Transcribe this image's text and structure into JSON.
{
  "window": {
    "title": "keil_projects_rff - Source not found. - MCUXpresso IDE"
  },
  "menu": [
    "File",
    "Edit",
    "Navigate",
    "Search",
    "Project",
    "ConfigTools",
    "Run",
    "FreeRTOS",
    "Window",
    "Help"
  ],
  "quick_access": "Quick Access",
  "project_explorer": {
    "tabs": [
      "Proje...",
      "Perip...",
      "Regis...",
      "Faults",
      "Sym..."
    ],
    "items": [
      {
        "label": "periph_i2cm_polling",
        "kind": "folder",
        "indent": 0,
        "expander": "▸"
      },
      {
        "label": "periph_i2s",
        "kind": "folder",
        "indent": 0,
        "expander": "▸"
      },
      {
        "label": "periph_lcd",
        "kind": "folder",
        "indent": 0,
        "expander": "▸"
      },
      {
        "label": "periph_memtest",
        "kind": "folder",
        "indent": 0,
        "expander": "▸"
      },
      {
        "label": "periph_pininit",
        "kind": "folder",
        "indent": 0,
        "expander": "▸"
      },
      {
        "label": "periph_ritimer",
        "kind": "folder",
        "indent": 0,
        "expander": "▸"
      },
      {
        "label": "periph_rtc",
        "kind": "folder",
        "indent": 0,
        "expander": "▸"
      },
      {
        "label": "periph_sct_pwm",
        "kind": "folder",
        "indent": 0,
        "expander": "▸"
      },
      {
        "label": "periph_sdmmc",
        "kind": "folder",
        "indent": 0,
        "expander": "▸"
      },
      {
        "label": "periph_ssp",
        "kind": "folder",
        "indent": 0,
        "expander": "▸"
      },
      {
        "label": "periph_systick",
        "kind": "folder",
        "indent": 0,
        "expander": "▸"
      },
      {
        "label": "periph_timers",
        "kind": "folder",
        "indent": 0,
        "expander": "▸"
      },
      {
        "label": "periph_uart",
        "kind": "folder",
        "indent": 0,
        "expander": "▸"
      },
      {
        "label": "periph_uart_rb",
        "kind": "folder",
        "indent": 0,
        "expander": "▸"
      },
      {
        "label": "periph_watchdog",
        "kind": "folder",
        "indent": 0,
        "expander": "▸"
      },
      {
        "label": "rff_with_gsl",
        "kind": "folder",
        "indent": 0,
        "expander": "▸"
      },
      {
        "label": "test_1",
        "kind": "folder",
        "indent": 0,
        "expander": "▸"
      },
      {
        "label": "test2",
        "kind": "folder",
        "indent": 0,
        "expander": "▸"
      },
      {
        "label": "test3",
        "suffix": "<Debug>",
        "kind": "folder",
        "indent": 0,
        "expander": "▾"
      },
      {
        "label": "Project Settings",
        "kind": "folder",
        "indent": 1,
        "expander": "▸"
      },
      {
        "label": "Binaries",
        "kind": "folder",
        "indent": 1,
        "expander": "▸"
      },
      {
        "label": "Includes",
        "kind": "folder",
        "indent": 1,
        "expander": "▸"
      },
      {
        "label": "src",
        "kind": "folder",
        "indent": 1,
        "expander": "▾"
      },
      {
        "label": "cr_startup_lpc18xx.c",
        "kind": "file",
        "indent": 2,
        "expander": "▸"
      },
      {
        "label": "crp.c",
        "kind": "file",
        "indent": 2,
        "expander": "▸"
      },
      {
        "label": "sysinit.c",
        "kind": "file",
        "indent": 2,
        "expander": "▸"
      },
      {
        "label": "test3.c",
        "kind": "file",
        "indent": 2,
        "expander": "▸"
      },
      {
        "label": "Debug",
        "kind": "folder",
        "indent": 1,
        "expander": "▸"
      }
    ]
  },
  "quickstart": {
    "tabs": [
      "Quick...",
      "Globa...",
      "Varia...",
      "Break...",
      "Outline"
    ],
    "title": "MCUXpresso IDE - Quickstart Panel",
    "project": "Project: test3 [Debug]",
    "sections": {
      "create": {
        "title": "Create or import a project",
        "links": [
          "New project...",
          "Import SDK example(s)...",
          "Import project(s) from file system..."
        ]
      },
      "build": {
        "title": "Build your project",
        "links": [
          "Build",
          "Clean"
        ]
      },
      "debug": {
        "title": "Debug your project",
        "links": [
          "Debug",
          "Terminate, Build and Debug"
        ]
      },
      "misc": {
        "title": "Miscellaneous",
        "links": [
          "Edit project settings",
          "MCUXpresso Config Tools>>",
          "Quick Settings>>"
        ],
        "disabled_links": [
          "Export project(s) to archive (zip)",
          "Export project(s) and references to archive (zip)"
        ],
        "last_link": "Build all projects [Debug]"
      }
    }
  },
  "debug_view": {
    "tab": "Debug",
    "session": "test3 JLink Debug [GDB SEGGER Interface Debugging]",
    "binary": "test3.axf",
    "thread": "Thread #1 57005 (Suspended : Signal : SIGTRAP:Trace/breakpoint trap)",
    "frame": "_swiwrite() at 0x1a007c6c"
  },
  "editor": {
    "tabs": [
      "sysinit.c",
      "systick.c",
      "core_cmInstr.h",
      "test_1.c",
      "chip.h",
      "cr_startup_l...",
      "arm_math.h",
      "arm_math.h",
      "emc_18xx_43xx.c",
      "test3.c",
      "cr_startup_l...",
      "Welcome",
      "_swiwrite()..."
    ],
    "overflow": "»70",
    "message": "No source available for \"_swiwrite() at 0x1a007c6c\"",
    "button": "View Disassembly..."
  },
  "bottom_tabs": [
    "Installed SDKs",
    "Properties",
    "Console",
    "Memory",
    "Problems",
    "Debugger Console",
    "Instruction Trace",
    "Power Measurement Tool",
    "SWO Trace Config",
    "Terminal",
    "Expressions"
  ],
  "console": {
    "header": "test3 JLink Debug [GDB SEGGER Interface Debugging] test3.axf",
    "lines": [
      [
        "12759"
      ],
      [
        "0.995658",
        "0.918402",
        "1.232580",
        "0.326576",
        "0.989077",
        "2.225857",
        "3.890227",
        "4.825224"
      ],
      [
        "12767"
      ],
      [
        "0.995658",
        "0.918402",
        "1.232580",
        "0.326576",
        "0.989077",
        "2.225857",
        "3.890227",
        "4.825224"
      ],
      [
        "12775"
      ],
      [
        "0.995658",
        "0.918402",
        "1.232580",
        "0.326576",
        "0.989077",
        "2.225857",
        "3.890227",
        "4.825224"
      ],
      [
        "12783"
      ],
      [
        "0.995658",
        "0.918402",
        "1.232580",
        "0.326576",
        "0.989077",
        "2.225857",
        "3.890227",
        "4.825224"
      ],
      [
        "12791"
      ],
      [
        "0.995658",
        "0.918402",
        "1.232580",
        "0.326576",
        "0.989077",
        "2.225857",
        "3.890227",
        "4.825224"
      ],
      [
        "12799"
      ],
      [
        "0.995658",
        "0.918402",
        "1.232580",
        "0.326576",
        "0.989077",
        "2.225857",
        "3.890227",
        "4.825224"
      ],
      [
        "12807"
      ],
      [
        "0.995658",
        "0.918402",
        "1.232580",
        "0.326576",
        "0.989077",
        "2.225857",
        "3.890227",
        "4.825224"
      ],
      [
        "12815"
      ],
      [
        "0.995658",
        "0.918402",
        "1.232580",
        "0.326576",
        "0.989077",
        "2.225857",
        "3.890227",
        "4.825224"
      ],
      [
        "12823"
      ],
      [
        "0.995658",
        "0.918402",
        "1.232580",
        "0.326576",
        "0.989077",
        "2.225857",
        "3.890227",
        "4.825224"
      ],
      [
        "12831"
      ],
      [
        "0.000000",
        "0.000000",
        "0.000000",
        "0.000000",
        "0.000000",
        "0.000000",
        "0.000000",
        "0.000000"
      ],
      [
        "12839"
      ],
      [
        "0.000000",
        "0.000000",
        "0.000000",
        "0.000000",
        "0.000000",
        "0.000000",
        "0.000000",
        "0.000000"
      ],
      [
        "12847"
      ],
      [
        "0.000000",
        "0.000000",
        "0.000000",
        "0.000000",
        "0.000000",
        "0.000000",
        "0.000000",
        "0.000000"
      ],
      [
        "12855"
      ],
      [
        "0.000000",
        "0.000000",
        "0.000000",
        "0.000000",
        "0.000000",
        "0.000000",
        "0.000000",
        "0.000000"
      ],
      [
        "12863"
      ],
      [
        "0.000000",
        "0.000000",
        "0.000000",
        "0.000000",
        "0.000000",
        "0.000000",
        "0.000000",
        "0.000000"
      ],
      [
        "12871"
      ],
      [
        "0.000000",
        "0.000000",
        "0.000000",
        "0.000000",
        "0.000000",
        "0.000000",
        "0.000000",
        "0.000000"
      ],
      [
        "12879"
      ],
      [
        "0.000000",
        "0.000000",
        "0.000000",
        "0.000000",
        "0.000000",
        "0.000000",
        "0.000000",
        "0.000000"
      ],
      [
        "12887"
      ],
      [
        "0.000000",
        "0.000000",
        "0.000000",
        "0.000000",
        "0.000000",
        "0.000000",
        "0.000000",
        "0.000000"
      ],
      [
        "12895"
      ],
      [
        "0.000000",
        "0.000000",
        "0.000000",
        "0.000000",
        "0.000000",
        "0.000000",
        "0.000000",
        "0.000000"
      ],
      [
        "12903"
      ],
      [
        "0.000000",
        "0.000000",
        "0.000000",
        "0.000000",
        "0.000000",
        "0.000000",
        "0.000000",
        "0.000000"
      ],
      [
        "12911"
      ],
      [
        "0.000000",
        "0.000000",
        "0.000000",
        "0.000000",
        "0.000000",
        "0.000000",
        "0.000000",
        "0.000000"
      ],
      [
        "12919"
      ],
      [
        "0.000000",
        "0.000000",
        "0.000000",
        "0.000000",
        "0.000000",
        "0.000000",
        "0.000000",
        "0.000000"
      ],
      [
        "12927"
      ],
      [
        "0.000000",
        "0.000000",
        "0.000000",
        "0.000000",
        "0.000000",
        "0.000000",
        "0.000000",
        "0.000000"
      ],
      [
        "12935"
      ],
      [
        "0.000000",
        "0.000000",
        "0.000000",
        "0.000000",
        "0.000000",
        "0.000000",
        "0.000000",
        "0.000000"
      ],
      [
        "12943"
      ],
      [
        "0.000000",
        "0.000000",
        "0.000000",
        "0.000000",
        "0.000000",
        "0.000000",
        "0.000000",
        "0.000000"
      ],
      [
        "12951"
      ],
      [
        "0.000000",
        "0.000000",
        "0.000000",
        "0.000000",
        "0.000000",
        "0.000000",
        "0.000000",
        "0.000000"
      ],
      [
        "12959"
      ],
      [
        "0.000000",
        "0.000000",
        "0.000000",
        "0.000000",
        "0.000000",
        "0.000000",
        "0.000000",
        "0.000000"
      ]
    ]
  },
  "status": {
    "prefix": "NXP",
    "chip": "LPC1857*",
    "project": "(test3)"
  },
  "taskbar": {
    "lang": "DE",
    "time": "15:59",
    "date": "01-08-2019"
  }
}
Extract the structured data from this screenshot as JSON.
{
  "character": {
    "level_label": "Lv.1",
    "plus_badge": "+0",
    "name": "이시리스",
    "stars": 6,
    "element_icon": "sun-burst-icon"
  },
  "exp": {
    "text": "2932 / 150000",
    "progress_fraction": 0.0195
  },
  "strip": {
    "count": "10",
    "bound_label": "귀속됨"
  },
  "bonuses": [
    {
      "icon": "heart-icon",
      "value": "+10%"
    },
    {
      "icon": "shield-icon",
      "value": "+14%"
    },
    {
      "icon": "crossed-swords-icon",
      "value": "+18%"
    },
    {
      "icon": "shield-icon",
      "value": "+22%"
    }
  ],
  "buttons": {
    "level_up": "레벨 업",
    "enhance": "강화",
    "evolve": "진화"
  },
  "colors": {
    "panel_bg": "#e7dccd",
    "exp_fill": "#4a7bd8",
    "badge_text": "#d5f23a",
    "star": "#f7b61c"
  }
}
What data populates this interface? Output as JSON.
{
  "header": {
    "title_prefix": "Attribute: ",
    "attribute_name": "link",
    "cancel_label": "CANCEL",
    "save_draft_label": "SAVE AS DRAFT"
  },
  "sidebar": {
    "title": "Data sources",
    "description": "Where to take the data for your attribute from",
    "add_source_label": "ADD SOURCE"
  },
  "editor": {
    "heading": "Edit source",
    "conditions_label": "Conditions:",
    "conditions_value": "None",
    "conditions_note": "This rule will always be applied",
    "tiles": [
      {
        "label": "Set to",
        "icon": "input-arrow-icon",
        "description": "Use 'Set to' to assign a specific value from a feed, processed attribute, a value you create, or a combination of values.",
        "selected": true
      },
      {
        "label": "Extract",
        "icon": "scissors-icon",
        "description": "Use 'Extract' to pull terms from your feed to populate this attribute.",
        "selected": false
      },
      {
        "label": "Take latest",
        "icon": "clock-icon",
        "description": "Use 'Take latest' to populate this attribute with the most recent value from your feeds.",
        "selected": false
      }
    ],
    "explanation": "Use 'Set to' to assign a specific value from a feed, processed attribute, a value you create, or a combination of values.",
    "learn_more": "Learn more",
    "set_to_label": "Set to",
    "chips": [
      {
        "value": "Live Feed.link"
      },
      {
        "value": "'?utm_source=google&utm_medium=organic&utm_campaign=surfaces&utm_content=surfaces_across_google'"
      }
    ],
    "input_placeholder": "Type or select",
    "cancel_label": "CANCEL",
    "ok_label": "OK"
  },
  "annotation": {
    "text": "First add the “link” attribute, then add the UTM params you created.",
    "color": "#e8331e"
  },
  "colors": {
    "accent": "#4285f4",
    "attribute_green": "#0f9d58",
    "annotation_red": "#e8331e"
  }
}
★ ★ ★ ★
Give back, unchanged, every line from the one with "What data populates" to the end of the entries above.

(Result of the task):
What data populates this interface? Output as JSON.
{
  "header": {
    "title_prefix": "Attribute: ",
    "attribute_name": "link",
    "cancel_label": "CANCEL",
    "save_draft_label": "SAVE AS DRAFT"
  },
  "sidebar": {
    "title": "Data sources",
    "description": "Where to take the data for your attribute from",
    "add_source_label": "ADD SOURCE"
  },
  "editor": {
    "heading": "Edit source",
    "conditions_label": "Conditions:",
    "conditions_value": "None",
    "conditions_note": "This rule will always be applied",
    "tiles": [
      {
        "label": "Set to",
        "icon": "input-arrow-icon",
        "description": "Use 'Set to' to assign a specific value from a feed, processed attribute, a value you create, or a combination of values.",
        "selected": true
      },
      {
        "label": "Extract",
        "icon": "scissors-icon",
        "description": "Use 'Extract' to pull terms from your feed to populate this attribute.",
        "selected": false
      },
      {
        "label": "Take latest",
        "icon": "clock-icon",
        "description": "Use 'Take latest' to populate this attribute with the most recent value from your feeds.",
        "selected": false
      }
    ],
    "explanation": "Use 'Set to' to assign a specific value from a feed, processed attribute, a value you create, or a combination of values.",
    "learn_more": "Learn more",
    "set_to_label": "Set to",
    "chips": [
      {
        "value": "Live Feed.link"
      },
      {
        "value": "'?utm_source=google&utm_medium=organic&utm_campaign=surfaces&utm_content=surfaces_across_google'"
      }
    ],
    "input_placeholder": "Type or select",
    "cancel_label": "CANCEL",
    "ok_label": "OK"
  },
  "annotation": {
    "text": "First add the “link” attribute, then add the UTM params you created.",
    "color": "#e8331e"
  },
  "colors": {
    "accent": "#4285f4",
    "attribute_green": "#0f9d58",
    "annotation_red": "#e8331e"
  }
}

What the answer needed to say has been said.